- EXERCISE PROMPT -
Locate each line holding the string "label" and copy it.

╔══

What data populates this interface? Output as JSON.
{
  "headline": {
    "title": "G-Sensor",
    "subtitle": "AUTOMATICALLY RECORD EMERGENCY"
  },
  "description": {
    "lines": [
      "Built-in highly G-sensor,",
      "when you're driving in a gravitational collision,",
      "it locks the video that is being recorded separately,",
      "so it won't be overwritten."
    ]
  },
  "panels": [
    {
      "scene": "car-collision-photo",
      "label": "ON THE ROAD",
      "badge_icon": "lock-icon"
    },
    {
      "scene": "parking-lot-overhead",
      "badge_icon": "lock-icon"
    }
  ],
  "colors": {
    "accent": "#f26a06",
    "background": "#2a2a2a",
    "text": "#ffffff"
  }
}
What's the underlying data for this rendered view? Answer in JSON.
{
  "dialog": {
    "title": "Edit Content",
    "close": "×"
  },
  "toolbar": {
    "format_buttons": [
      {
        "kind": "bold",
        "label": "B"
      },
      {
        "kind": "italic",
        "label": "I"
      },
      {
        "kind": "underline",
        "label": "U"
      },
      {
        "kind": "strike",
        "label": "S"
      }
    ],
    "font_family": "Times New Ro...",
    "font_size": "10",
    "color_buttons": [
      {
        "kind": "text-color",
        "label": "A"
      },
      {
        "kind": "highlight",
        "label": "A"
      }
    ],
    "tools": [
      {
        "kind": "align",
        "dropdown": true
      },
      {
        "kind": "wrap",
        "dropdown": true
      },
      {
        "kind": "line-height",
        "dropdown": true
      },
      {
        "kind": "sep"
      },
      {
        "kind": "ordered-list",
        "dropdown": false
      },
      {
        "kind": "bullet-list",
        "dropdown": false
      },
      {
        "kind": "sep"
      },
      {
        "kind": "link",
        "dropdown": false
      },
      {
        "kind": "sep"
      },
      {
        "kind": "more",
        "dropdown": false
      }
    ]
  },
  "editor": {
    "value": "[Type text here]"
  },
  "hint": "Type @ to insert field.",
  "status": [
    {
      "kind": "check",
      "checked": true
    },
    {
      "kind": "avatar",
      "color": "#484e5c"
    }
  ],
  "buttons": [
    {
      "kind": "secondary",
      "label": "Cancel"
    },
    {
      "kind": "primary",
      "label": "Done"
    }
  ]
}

╚══

- FULL ANSWER -
      "label": "ON THE ROAD",
        "label": "B"
        "label": "I"
        "label": "U"
        "label": "S"
        "label": "A"
        "label": "A"
      "label": "Cancel"
      "label": "Done"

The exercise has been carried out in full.